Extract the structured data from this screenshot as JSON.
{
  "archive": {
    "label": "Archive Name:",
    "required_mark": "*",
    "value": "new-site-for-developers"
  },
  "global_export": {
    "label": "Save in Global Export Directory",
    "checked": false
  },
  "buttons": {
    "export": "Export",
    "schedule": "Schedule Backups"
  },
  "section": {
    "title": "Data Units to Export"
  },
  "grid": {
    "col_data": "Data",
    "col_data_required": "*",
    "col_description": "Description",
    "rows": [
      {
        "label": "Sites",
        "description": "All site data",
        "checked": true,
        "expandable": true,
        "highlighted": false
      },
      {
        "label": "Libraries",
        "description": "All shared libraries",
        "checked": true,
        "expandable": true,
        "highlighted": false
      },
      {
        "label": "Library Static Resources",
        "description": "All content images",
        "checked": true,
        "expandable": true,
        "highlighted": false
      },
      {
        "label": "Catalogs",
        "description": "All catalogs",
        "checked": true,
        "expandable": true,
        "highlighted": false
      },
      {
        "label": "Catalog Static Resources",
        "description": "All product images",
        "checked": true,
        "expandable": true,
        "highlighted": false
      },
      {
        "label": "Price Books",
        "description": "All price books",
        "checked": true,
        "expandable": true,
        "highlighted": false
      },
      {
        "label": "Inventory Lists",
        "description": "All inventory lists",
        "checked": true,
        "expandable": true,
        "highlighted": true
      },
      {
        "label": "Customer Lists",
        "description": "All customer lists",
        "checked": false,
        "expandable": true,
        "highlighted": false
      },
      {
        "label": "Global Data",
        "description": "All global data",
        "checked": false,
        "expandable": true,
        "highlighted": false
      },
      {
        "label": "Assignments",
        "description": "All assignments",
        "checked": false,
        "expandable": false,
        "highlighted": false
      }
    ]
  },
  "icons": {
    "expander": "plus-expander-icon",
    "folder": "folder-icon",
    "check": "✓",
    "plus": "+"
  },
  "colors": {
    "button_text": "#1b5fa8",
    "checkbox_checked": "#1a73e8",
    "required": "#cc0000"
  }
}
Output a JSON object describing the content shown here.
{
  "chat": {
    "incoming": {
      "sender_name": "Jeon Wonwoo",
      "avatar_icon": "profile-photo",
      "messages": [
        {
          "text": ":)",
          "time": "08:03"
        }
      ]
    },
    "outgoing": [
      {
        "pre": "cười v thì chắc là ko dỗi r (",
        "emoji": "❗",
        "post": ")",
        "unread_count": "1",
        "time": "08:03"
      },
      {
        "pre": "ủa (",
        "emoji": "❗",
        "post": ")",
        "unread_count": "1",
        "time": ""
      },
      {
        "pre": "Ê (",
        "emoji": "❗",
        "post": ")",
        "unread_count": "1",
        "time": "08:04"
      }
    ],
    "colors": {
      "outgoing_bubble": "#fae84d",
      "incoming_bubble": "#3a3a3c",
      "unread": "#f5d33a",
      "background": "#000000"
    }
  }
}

☆ ☆ ☆

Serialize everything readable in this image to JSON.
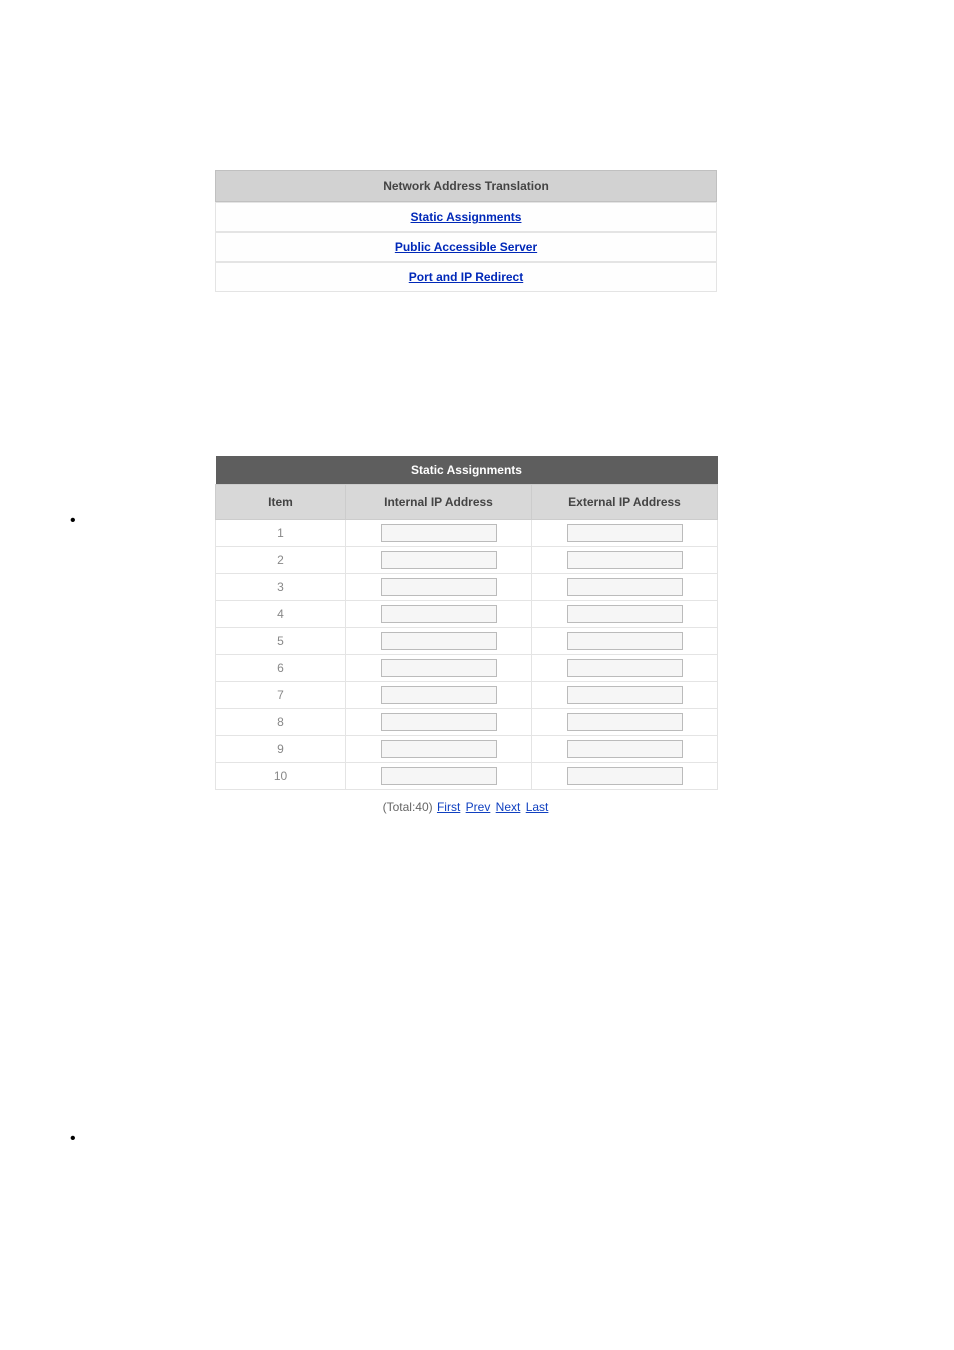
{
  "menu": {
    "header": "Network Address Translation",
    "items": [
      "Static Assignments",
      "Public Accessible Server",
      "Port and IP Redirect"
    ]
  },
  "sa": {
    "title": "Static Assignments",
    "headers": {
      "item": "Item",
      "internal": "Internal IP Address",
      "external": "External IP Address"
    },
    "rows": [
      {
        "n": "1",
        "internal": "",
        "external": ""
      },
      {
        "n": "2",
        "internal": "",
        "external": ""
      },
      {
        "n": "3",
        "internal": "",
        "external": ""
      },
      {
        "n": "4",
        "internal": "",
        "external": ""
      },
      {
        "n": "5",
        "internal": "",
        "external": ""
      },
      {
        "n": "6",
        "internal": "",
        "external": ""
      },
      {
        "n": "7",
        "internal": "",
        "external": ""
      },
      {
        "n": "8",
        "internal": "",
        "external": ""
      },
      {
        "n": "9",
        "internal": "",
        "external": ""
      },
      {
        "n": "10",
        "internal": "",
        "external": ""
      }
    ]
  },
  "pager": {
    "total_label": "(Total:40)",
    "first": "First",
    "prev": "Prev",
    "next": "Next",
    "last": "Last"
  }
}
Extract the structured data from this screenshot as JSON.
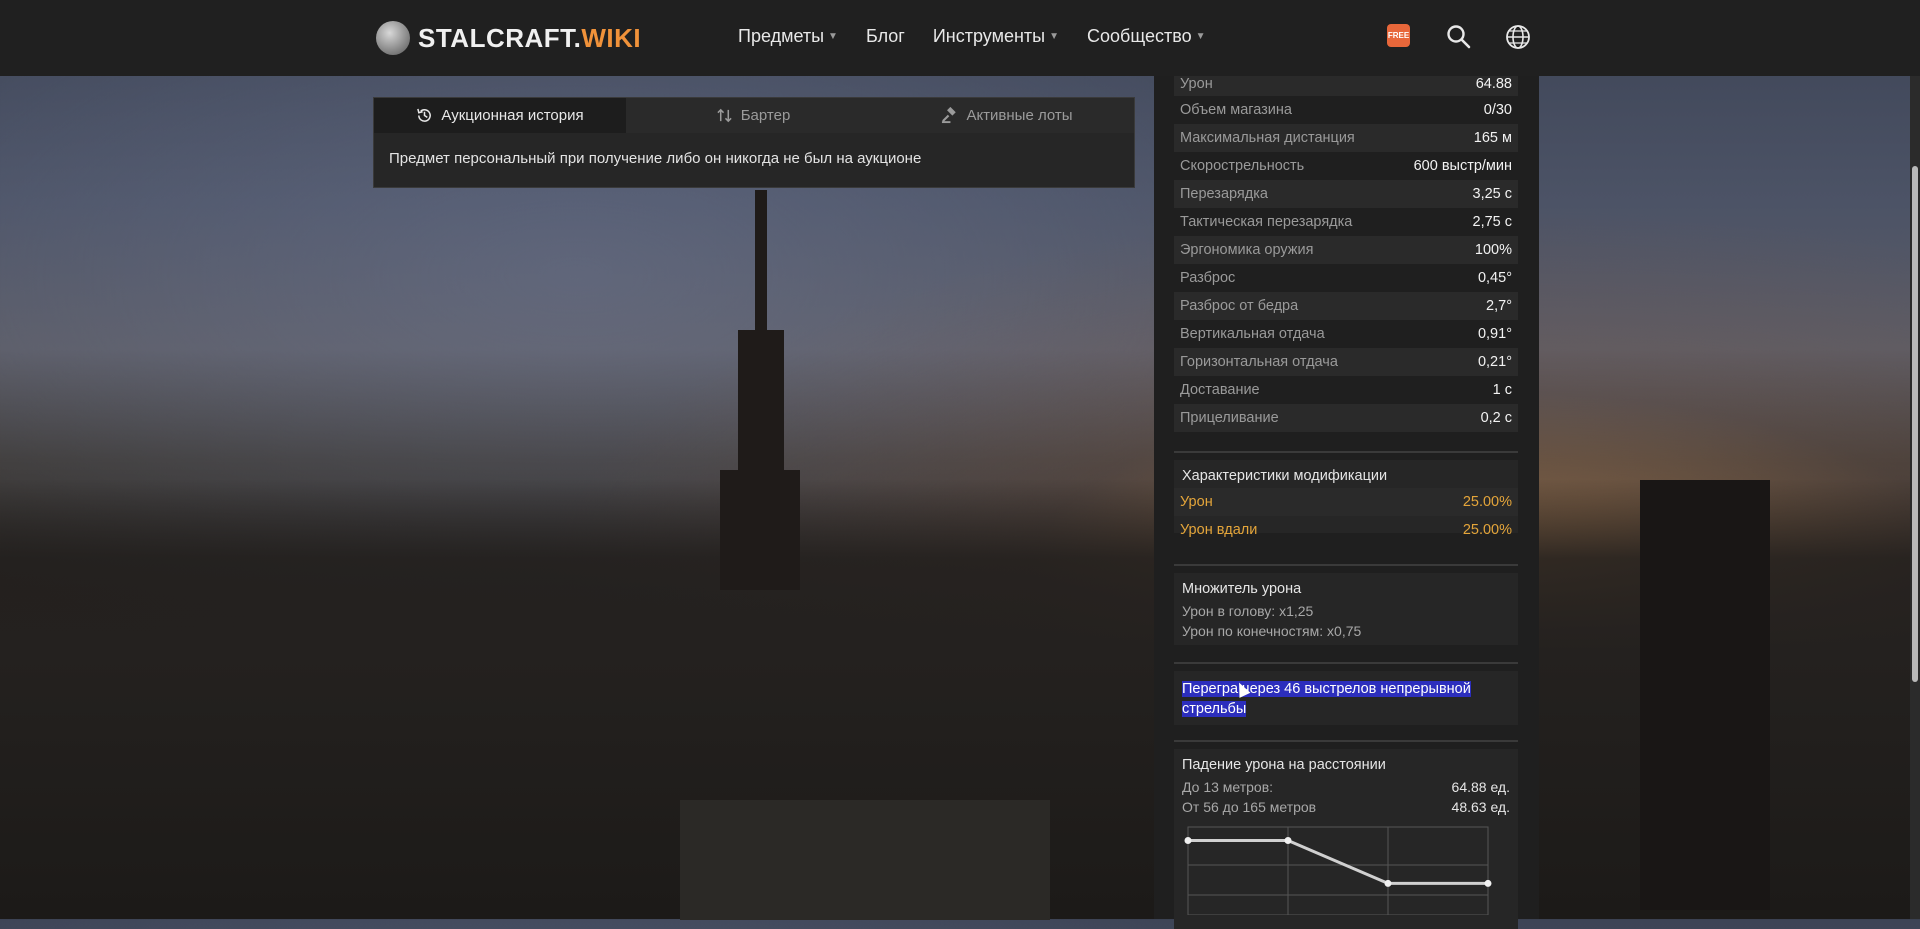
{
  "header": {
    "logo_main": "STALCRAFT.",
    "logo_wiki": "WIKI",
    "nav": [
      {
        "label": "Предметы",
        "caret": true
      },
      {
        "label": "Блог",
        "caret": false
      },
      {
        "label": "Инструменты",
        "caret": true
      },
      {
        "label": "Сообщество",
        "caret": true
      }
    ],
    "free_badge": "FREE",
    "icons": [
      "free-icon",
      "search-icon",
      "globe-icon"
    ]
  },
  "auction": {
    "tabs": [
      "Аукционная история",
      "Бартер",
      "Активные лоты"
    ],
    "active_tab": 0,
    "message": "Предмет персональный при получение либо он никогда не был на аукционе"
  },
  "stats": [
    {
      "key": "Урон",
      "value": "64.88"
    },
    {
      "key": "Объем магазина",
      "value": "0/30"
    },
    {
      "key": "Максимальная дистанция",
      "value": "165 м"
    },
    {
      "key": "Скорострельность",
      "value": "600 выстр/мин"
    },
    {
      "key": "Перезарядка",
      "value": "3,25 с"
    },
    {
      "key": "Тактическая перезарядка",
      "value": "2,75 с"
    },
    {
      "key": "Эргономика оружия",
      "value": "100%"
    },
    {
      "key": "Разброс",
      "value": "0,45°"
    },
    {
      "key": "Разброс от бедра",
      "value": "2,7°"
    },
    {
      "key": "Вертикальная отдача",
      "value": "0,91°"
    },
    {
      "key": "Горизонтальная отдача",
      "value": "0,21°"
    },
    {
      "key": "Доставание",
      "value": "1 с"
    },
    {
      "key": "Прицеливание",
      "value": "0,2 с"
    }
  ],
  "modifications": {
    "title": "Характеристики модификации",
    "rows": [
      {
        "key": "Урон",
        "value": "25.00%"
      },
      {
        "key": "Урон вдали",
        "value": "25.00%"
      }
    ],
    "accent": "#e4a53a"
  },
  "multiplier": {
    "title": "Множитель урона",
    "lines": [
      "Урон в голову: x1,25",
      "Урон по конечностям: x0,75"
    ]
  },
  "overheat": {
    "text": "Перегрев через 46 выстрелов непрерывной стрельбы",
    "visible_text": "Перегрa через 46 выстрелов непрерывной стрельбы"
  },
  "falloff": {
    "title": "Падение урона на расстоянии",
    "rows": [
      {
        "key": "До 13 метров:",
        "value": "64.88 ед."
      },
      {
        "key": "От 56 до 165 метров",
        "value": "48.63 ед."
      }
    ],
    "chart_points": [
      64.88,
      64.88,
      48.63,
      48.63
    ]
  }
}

☆ ☆ ☆

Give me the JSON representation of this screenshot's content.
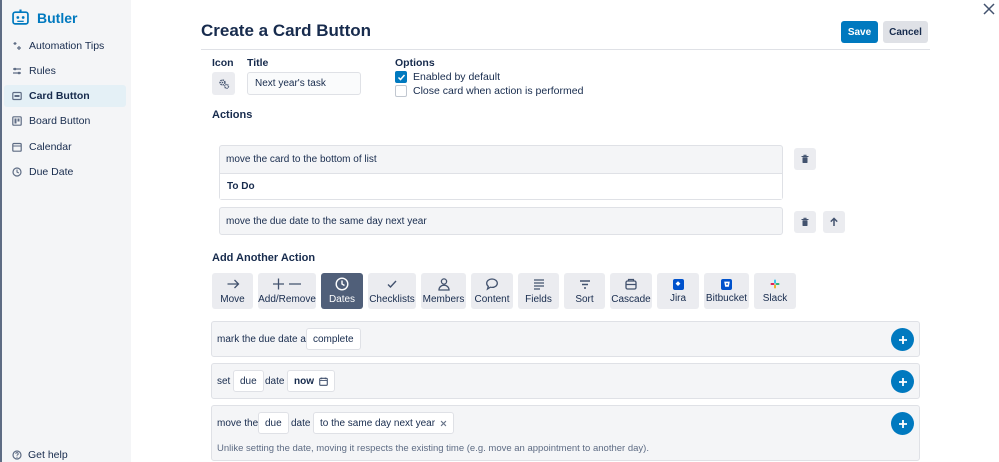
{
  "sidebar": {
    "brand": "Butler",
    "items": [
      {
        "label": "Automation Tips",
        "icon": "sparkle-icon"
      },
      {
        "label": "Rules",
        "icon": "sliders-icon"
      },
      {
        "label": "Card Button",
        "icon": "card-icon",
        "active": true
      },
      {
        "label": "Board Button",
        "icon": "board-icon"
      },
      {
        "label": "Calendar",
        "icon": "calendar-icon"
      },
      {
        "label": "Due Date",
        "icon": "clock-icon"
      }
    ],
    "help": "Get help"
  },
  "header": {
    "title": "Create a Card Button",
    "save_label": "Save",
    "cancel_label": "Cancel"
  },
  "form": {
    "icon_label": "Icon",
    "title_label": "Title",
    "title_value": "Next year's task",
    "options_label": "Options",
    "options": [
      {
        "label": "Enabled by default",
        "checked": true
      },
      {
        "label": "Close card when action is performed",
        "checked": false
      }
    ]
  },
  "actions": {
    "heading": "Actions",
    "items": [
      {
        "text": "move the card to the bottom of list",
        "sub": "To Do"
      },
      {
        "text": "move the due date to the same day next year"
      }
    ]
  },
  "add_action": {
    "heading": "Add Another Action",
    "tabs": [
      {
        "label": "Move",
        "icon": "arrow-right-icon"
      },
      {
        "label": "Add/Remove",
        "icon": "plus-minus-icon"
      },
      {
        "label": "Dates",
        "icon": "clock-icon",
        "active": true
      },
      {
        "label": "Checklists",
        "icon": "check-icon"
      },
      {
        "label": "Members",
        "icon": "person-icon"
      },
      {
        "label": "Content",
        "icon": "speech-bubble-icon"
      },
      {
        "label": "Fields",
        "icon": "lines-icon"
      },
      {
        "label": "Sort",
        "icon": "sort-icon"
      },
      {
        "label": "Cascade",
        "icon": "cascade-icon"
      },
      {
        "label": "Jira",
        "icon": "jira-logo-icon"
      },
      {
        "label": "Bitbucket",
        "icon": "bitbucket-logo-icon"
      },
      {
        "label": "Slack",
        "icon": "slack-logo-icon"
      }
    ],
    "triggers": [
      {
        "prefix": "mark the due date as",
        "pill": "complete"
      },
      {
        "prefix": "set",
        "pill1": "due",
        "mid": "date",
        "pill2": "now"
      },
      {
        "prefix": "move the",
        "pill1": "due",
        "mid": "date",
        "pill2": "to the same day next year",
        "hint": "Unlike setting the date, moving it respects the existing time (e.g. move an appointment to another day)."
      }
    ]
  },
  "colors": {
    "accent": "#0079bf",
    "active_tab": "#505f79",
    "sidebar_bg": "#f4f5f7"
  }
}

☆ ☆ ☆

### What this task involves
Locate the lines above that contain "отдача" and copy them.

### Solution
      "key": "Вертикальная отдача",
      "key": "Горизонтальная отдача",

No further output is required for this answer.